- Instructions for the task:
Reply with one number only: the count of lines below that contain the word "JSON".

★ ★ ★ ★

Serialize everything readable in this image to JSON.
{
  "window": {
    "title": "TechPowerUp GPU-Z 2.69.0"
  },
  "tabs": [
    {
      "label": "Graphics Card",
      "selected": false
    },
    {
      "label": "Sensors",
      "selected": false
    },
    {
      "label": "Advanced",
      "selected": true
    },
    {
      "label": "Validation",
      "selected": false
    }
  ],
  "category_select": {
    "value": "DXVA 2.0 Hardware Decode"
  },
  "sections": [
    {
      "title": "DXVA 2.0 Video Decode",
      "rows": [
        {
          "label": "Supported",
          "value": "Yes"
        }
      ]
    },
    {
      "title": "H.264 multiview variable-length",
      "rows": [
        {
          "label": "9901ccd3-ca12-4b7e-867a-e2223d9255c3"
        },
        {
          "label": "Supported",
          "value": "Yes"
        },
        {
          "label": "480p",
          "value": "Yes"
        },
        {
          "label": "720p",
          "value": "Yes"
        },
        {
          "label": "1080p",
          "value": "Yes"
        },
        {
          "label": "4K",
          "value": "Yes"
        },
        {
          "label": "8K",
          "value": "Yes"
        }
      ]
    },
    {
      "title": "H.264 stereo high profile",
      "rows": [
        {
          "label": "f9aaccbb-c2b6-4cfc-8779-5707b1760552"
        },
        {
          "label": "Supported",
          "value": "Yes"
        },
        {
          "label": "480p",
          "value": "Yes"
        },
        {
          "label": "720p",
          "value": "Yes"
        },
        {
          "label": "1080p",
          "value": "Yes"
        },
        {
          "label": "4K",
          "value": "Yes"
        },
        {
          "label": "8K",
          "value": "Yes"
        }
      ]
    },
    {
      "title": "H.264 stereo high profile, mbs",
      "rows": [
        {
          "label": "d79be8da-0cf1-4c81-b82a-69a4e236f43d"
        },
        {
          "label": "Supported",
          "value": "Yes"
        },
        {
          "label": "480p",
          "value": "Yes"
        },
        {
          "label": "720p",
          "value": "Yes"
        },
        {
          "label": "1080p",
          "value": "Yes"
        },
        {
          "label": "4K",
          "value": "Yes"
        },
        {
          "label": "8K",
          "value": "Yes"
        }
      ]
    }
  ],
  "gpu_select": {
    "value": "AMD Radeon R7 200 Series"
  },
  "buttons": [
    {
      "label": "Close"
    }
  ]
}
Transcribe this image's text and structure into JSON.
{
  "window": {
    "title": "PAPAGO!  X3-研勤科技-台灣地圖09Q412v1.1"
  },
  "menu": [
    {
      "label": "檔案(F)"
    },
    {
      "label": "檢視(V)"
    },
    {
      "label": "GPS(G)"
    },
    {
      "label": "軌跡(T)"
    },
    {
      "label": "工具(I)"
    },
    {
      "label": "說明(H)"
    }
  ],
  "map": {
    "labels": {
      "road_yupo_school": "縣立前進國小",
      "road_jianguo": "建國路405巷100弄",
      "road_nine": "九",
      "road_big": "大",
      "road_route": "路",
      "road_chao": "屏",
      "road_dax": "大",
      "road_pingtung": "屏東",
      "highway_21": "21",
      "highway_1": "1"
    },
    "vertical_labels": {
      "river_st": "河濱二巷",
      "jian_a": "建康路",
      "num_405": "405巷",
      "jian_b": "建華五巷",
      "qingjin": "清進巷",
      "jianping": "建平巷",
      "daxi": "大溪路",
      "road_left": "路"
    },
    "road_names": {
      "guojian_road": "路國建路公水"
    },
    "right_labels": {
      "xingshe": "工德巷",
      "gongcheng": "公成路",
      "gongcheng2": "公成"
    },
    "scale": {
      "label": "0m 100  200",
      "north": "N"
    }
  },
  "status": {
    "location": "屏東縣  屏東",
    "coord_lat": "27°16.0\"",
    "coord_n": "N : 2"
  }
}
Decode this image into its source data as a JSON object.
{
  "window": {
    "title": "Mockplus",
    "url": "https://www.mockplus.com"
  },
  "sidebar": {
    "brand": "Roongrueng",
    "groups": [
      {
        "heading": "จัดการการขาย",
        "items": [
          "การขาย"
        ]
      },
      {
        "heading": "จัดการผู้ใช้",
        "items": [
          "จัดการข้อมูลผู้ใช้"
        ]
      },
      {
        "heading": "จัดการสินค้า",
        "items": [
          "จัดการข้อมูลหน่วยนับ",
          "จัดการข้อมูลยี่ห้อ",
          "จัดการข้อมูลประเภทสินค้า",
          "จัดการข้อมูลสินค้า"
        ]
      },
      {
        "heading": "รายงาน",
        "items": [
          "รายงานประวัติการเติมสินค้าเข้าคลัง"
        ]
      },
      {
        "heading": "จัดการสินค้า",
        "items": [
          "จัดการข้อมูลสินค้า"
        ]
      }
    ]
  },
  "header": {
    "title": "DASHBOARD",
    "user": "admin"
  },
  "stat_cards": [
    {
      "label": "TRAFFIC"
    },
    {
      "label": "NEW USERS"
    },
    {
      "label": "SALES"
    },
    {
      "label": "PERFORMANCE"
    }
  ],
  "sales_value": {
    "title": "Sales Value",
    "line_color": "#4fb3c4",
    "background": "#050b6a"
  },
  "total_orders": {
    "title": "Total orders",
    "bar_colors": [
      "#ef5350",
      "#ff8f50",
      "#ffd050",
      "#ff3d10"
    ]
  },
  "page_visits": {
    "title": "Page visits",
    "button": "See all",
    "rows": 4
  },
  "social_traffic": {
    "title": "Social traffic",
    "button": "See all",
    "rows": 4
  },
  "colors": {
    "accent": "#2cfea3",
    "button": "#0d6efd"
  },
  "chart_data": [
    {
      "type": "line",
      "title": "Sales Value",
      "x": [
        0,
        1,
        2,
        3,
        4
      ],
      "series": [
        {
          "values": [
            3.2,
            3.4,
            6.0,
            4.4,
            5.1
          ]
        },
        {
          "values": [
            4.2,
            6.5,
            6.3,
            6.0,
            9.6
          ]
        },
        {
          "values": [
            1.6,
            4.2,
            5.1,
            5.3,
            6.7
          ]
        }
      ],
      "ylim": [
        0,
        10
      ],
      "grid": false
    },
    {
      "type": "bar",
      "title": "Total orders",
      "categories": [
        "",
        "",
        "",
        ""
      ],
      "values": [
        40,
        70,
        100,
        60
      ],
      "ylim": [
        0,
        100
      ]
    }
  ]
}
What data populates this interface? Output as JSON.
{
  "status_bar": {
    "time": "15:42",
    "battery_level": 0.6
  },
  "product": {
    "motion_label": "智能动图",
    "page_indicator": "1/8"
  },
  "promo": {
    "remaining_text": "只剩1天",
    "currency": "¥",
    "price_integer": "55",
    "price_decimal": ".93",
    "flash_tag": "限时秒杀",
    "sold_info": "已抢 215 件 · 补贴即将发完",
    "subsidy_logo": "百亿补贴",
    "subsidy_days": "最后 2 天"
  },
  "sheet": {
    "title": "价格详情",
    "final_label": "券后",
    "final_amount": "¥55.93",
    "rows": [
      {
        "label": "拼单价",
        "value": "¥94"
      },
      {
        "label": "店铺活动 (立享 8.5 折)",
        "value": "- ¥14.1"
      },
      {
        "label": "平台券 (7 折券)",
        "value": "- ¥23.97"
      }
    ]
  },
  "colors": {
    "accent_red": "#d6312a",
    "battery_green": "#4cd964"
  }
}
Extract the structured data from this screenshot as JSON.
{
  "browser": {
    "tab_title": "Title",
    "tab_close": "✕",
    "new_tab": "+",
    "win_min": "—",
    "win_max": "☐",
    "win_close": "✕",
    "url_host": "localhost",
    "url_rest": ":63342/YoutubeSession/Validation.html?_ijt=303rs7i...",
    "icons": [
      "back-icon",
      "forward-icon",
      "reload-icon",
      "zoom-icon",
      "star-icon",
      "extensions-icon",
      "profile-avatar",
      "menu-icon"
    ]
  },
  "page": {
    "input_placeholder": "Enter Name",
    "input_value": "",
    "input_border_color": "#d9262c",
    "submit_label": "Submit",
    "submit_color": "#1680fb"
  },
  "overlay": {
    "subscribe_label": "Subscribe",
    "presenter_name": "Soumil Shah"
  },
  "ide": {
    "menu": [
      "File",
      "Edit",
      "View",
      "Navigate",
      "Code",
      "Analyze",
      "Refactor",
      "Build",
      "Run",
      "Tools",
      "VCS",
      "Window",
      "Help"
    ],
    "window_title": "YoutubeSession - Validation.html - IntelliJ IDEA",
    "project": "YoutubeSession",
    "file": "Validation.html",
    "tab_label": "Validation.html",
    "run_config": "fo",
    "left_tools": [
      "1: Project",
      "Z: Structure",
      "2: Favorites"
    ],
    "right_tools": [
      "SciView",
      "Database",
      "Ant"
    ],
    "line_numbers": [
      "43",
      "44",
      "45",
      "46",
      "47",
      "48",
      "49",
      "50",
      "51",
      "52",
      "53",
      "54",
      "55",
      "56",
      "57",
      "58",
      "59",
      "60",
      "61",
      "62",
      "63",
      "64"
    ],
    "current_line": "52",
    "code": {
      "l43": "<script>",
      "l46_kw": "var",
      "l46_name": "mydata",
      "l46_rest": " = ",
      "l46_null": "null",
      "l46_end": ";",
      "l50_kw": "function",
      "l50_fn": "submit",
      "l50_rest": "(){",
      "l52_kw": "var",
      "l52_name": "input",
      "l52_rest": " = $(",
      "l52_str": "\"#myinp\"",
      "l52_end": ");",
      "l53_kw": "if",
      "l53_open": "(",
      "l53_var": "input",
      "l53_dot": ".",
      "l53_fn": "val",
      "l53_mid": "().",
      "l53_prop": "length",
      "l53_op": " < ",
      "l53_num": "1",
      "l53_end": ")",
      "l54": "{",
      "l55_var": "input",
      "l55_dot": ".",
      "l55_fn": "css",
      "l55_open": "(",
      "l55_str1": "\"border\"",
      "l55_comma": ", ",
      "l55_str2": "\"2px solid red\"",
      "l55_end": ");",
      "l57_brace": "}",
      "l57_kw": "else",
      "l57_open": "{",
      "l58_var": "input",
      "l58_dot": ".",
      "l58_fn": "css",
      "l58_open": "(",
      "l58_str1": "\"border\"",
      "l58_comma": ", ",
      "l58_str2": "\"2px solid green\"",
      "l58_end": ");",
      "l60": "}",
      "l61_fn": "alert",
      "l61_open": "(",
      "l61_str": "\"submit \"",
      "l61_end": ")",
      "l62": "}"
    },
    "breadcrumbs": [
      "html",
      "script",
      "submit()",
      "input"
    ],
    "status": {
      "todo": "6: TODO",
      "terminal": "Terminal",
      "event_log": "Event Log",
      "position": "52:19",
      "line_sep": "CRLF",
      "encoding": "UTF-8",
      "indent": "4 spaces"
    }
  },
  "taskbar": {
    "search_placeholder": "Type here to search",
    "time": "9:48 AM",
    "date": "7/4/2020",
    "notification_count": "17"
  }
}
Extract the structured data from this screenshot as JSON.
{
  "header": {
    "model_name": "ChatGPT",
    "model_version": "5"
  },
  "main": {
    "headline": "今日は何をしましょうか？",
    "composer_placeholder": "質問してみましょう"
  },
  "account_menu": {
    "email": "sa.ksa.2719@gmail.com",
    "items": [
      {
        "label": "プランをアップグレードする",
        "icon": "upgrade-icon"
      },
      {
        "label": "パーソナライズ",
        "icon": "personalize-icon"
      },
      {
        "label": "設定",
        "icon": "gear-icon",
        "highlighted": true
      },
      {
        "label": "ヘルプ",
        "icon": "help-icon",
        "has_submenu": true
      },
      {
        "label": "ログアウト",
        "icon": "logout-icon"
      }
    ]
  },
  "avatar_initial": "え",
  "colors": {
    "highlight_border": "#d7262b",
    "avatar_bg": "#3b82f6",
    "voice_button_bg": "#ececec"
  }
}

★ ★ ★ ★

- Solution:
6